• The problem: Out of the lines below, please list those that hold the string "Brie".

• Extracted data entries:

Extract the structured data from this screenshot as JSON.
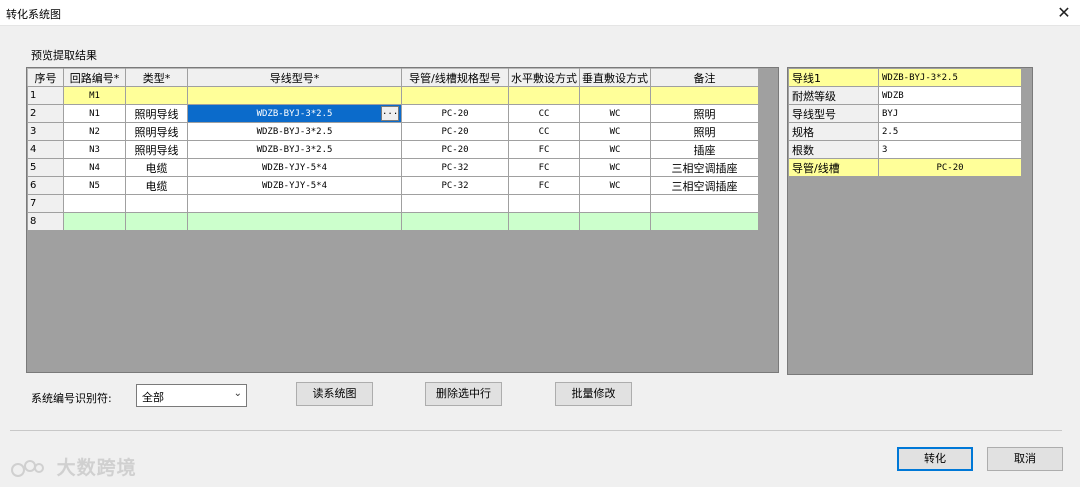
{
  "window": {
    "title": "转化系统图",
    "close_glyph": "✕"
  },
  "section_label": "预览提取结果",
  "grid": {
    "headers": [
      "序号",
      "回路编号*",
      "类型*",
      "导线型号*",
      "导管/线槽规格型号",
      "水平敷设方式",
      "垂直敷设方式",
      "备注"
    ],
    "rows": [
      [
        "1",
        "M1",
        "",
        "",
        "",
        "",
        "",
        ""
      ],
      [
        "2",
        "N1",
        "照明导线",
        "WDZB-BYJ-3*2.5",
        "PC-20",
        "CC",
        "WC",
        "照明"
      ],
      [
        "3",
        "N2",
        "照明导线",
        "WDZB-BYJ-3*2.5",
        "PC-20",
        "CC",
        "WC",
        "照明"
      ],
      [
        "4",
        "N3",
        "照明导线",
        "WDZB-BYJ-3*2.5",
        "PC-20",
        "FC",
        "WC",
        "插座"
      ],
      [
        "5",
        "N4",
        "电缆",
        "WDZB-YJY-5*4",
        "PC-32",
        "FC",
        "WC",
        "三相空调插座"
      ],
      [
        "6",
        "N5",
        "电缆",
        "WDZB-YJY-5*4",
        "PC-32",
        "FC",
        "WC",
        "三相空调插座"
      ],
      [
        "7",
        "",
        "",
        "",
        "",
        "",
        "",
        ""
      ],
      [
        "8",
        "",
        "",
        "",
        "",
        "",
        "",
        ""
      ]
    ],
    "selected_cell_button": "...",
    "highlight_colors": {
      "yellow": "#ffff99",
      "green": "#ccffcc",
      "selected": "#0b6bcb"
    }
  },
  "properties": [
    {
      "key": "导线1",
      "value": "WDZB-BYJ-3*2.5"
    },
    {
      "key": "耐燃等级",
      "value": "WDZB"
    },
    {
      "key": "导线型号",
      "value": "BYJ"
    },
    {
      "key": "规格",
      "value": "2.5"
    },
    {
      "key": "根数",
      "value": "3"
    },
    {
      "key": "导管/线槽",
      "value": "PC-20"
    }
  ],
  "controls": {
    "id_label": "系统编号识别符:",
    "combo_value": "全部",
    "read_button": "读系统图",
    "delete_button": "删除选中行",
    "batch_button": "批量修改",
    "convert_button": "转化",
    "cancel_button": "取消"
  },
  "watermark": "大数跨境"
}
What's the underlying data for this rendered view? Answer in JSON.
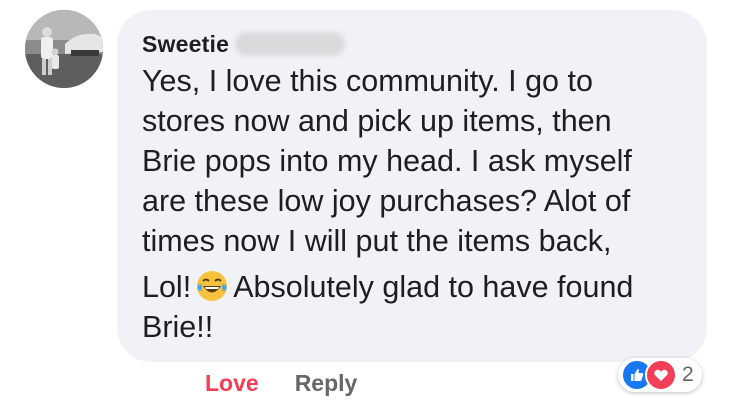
{
  "comment": {
    "author": "Sweetie",
    "lines": [
      "Yes, I love this community. I go to",
      "stores now and pick up items, then",
      "Brie pops into my head. I ask myself",
      "are these low joy purchases? Alot of",
      "times now I will put the items back,"
    ],
    "line_lol_start": "Lol!",
    "emoji": "laughing-tears-emoji",
    "line_lol_end": "Absolutely glad to have found",
    "last_line": "Brie!!"
  },
  "actions": {
    "love_label": "Love",
    "reply_label": "Reply"
  },
  "reactions": {
    "icons": [
      "like-icon",
      "heart-icon"
    ],
    "count": "2"
  },
  "colors": {
    "bubble": "#f0f2f5",
    "love": "#f33e58",
    "like": "#1877f2",
    "muted": "#65676b"
  }
}
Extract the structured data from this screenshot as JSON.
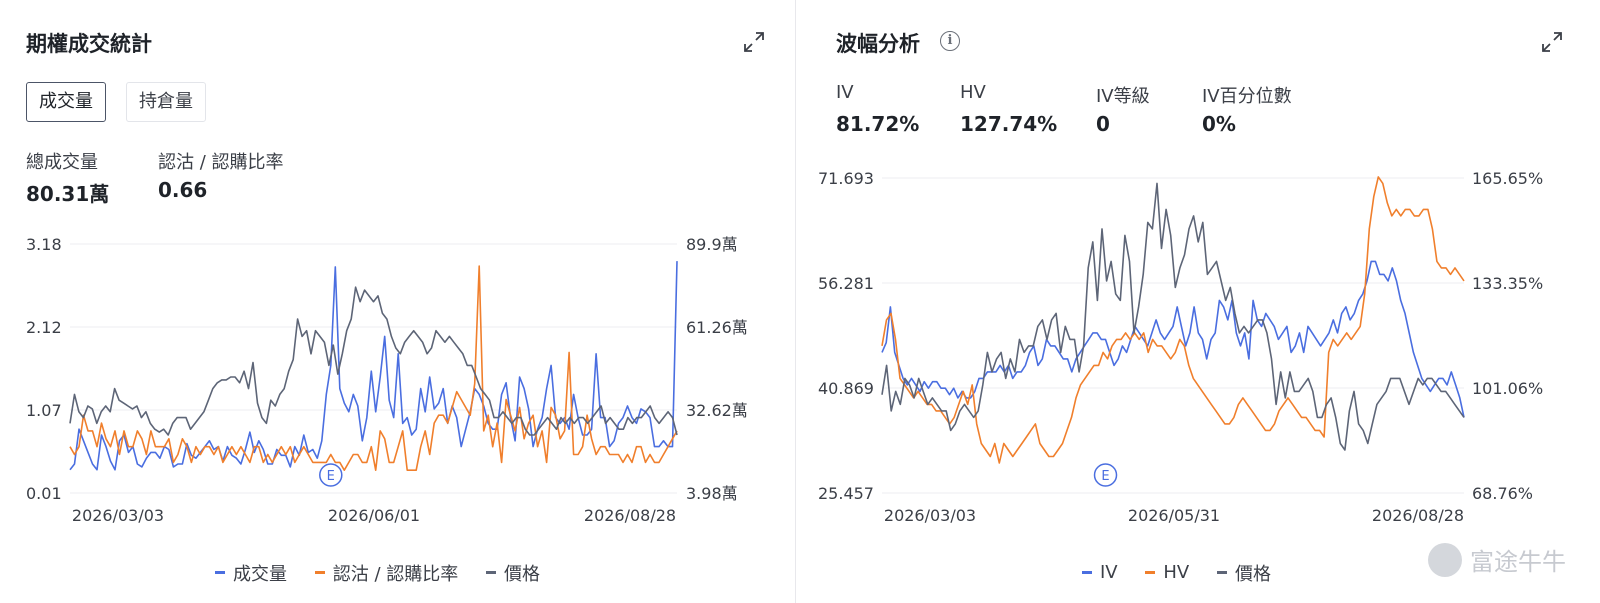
{
  "left": {
    "title": "期權成交統計",
    "tabs": [
      {
        "label": "成交量",
        "active": true
      },
      {
        "label": "持倉量",
        "active": false
      }
    ],
    "stats": [
      {
        "label": "總成交量",
        "value": "80.31萬"
      },
      {
        "label": "認沽 / 認購比率",
        "value": "0.66"
      }
    ],
    "icons": {
      "expand": "expand-icon"
    }
  },
  "right": {
    "title": "波幅分析",
    "icons": {
      "info": "info-icon",
      "expand": "expand-icon"
    },
    "info_glyph": "i",
    "stats": [
      {
        "label": "IV",
        "value": "81.72%"
      },
      {
        "label": "HV",
        "value": "127.74%"
      },
      {
        "label": "IV等級",
        "value": "0"
      },
      {
        "label": "IV百分位數",
        "value": "0%"
      }
    ]
  },
  "watermark": "富途牛牛",
  "chart_data": [
    {
      "type": "line",
      "left_axis_ticks": [
        "3.18",
        "2.12",
        "1.07",
        "0.01"
      ],
      "right_axis_ticks": [
        "89.9萬",
        "61.26萬",
        "32.62萬",
        "3.98萬"
      ],
      "x_tick_labels": [
        "2026/03/03",
        "2026/06/01",
        "2026/08/28"
      ],
      "left_ylim": [
        0.01,
        3.18
      ],
      "right_ylim": [
        3.98,
        89.9
      ],
      "right_unit": "萬",
      "grid": true,
      "legend_position": "bottom-center",
      "earnings_marker": {
        "label": "E",
        "x_index": 58
      },
      "colors": {
        "volume": "#4a6ee0",
        "put_call": "#f07f2c",
        "price": "#5d6577"
      },
      "series": [
        {
          "name": "成交量",
          "axis": "right",
          "color": "#4a6ee0",
          "values": [
            12,
            14,
            26,
            22,
            18,
            14,
            12,
            24,
            20,
            15,
            12,
            22,
            24,
            18,
            20,
            14,
            13,
            16,
            18,
            18,
            16,
            20,
            19,
            13,
            14,
            14,
            21,
            17,
            16,
            18,
            20,
            22,
            19,
            20,
            15,
            20,
            17,
            16,
            14,
            19,
            25,
            18,
            22,
            19,
            14,
            14,
            19,
            17,
            17,
            13,
            20,
            17,
            24,
            18,
            19,
            16,
            22,
            38,
            48,
            82,
            40,
            35,
            32,
            38,
            34,
            22,
            30,
            46,
            32,
            44,
            58,
            36,
            30,
            52,
            28,
            30,
            24,
            26,
            40,
            32,
            44,
            33,
            35,
            40,
            28,
            34,
            30,
            20,
            26,
            32,
            40,
            38,
            34,
            28,
            26,
            26,
            38,
            42,
            30,
            22,
            44,
            40,
            33,
            20,
            26,
            30,
            40,
            48,
            30,
            28,
            30,
            26,
            38,
            30,
            24,
            24,
            26,
            52,
            30,
            30,
            20,
            22,
            28,
            30,
            34,
            30,
            28,
            33,
            32,
            30,
            20,
            20,
            22,
            20,
            20,
            84
          ]
        },
        {
          "name": "認沽 / 認購比率",
          "axis": "left",
          "color": "#f07f2c",
          "values": [
            0.6,
            0.5,
            0.6,
            1.0,
            0.8,
            0.8,
            0.6,
            0.9,
            0.7,
            0.6,
            0.8,
            0.5,
            0.8,
            0.6,
            0.6,
            0.8,
            0.7,
            0.5,
            0.8,
            0.6,
            0.6,
            0.6,
            0.7,
            0.4,
            0.5,
            0.7,
            0.6,
            0.4,
            0.6,
            0.5,
            0.6,
            0.6,
            0.5,
            0.6,
            0.4,
            0.5,
            0.6,
            0.5,
            0.6,
            0.5,
            0.4,
            0.6,
            0.6,
            0.4,
            0.5,
            0.4,
            0.5,
            0.6,
            0.5,
            0.6,
            0.4,
            0.5,
            0.6,
            0.5,
            0.4,
            0.4,
            0.4,
            0.4,
            0.5,
            0.4,
            0.4,
            0.3,
            0.4,
            0.5,
            0.5,
            0.4,
            0.4,
            0.6,
            0.3,
            0.8,
            0.7,
            0.4,
            0.4,
            0.6,
            0.8,
            0.3,
            0.3,
            0.3,
            0.6,
            0.8,
            0.5,
            0.9,
            1.0,
            1.0,
            0.9,
            1.1,
            1.3,
            1.2,
            1.1,
            1.0,
            1.4,
            2.9,
            0.8,
            1.0,
            0.6,
            0.9,
            0.4,
            1.2,
            1.0,
            0.8,
            1.1,
            0.7,
            0.9,
            1.0,
            0.6,
            0.8,
            0.4,
            1.1,
            1.0,
            0.7,
            0.8,
            1.8,
            0.5,
            0.5,
            0.6,
            1.0,
            0.7,
            0.5,
            0.6,
            0.6,
            0.5,
            0.5,
            0.5,
            0.4,
            0.5,
            0.4,
            0.6,
            0.6,
            0.4,
            0.5,
            0.4,
            0.4,
            0.5,
            0.6,
            0.7,
            0.8
          ]
        },
        {
          "name": "價格",
          "axis": "right",
          "color": "#5d6577",
          "values": [
            28,
            38,
            32,
            30,
            34,
            33,
            28,
            32,
            34,
            32,
            40,
            36,
            35,
            34,
            33,
            34,
            30,
            32,
            28,
            26,
            25,
            26,
            24,
            28,
            30,
            30,
            30,
            26,
            28,
            30,
            32,
            36,
            40,
            42,
            43,
            43,
            44,
            44,
            42,
            46,
            40,
            49,
            35,
            30,
            28,
            36,
            34,
            38,
            40,
            46,
            50,
            64,
            58,
            60,
            52,
            60,
            58,
            56,
            48,
            55,
            45,
            52,
            60,
            64,
            75,
            70,
            74,
            72,
            70,
            72,
            66,
            64,
            58,
            54,
            52,
            56,
            58,
            60,
            58,
            56,
            52,
            54,
            60,
            58,
            56,
            58,
            56,
            54,
            52,
            48,
            48,
            44,
            40,
            38,
            36,
            30,
            30,
            32,
            30,
            28,
            30,
            30,
            26,
            24,
            24,
            26,
            28,
            30,
            28,
            26,
            30,
            28,
            30,
            28,
            30,
            30,
            28,
            30,
            32,
            34,
            28,
            30,
            28,
            26,
            26,
            30,
            28,
            30,
            30,
            32,
            34,
            30,
            28,
            30,
            32,
            30,
            24
          ]
        }
      ]
    },
    {
      "type": "line",
      "left_axis_ticks": [
        "71.693",
        "56.281",
        "40.869",
        "25.457"
      ],
      "right_axis_ticks": [
        "165.65%",
        "133.35%",
        "101.06%",
        "68.76%"
      ],
      "x_tick_labels": [
        "2026/03/03",
        "2026/05/31",
        "2026/08/28"
      ],
      "left_ylim": [
        25.457,
        71.693
      ],
      "right_ylim": [
        68.76,
        165.65
      ],
      "grid": true,
      "legend_position": "bottom-center",
      "earnings_marker": {
        "label": "E",
        "x_index": 53
      },
      "colors": {
        "iv": "#4a6ee0",
        "hv": "#f07f2c",
        "price": "#5d6577"
      },
      "series": [
        {
          "name": "IV",
          "axis": "right",
          "color": "#4a6ee0",
          "values": [
            112,
            115,
            126,
            112,
            108,
            104,
            102,
            104,
            102,
            100,
            103,
            101,
            103,
            103,
            101,
            101,
            99,
            101,
            98,
            100,
            98,
            98,
            100,
            104,
            104,
            106,
            106,
            106,
            108,
            106,
            108,
            104,
            106,
            106,
            108,
            112,
            114,
            108,
            110,
            116,
            114,
            114,
            112,
            110,
            110,
            106,
            110,
            112,
            114,
            116,
            118,
            118,
            116,
            116,
            112,
            108,
            110,
            114,
            112,
            116,
            120,
            118,
            116,
            114,
            118,
            122,
            118,
            116,
            118,
            120,
            126,
            120,
            114,
            118,
            126,
            118,
            116,
            110,
            116,
            118,
            128,
            126,
            122,
            128,
            118,
            114,
            118,
            110,
            128,
            122,
            120,
            124,
            122,
            120,
            116,
            118,
            120,
            112,
            114,
            118,
            112,
            120,
            118,
            116,
            114,
            116,
            118,
            122,
            118,
            124,
            126,
            122,
            124,
            128,
            130,
            134,
            140,
            140,
            136,
            136,
            134,
            138,
            134,
            128,
            124,
            118,
            112,
            108,
            104,
            102,
            100,
            102,
            104,
            104,
            102,
            106,
            102,
            98,
            92
          ]
        },
        {
          "name": "HV",
          "axis": "right",
          "color": "#f07f2c",
          "values": [
            114,
            122,
            124,
            116,
            104,
            102,
            100,
            98,
            100,
            98,
            96,
            96,
            94,
            94,
            92,
            90,
            92,
            96,
            100,
            96,
            102,
            90,
            84,
            82,
            80,
            84,
            78,
            84,
            82,
            80,
            82,
            84,
            86,
            88,
            90,
            84,
            82,
            80,
            80,
            82,
            84,
            88,
            92,
            98,
            102,
            104,
            106,
            108,
            108,
            112,
            110,
            114,
            116,
            116,
            118,
            116,
            118,
            116,
            118,
            112,
            116,
            114,
            114,
            112,
            110,
            112,
            116,
            114,
            108,
            104,
            102,
            100,
            98,
            96,
            94,
            92,
            90,
            90,
            92,
            96,
            98,
            96,
            94,
            92,
            90,
            88,
            88,
            90,
            94,
            96,
            98,
            96,
            94,
            92,
            92,
            90,
            88,
            88,
            86,
            112,
            116,
            114,
            116,
            118,
            116,
            118,
            120,
            130,
            150,
            160,
            166,
            164,
            158,
            154,
            156,
            154,
            156,
            156,
            154,
            154,
            156,
            156,
            150,
            140,
            138,
            138,
            136,
            138,
            136,
            134
          ]
        },
        {
          "name": "價格",
          "axis": "right",
          "color": "#5d6577",
          "values": [
            99,
            108,
            94,
            100,
            96,
            104,
            102,
            98,
            104,
            100,
            96,
            98,
            96,
            94,
            94,
            88,
            90,
            94,
            96,
            94,
            92,
            94,
            102,
            112,
            106,
            110,
            112,
            104,
            110,
            106,
            116,
            112,
            114,
            114,
            120,
            122,
            116,
            122,
            124,
            112,
            120,
            116,
            116,
            106,
            114,
            138,
            146,
            128,
            150,
            134,
            140,
            130,
            128,
            148,
            140,
            118,
            126,
            136,
            152,
            150,
            164,
            144,
            156,
            148,
            132,
            138,
            142,
            150,
            154,
            146,
            152,
            136,
            138,
            140,
            134,
            128,
            132,
            124,
            118,
            120,
            118,
            120,
            122,
            122,
            118,
            110,
            96,
            106,
            98,
            106,
            100,
            100,
            102,
            104,
            100,
            92,
            92,
            96,
            98,
            92,
            84,
            82,
            94,
            100,
            90,
            88,
            84,
            90,
            96,
            98,
            100,
            104,
            104,
            104,
            100,
            96,
            100,
            104,
            102,
            104,
            104,
            102,
            100,
            100,
            98,
            96,
            94,
            92
          ]
        }
      ]
    }
  ]
}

• Solution below:
      "Brie pops into my head. I ask myself",
    "last_line": "Brie!!"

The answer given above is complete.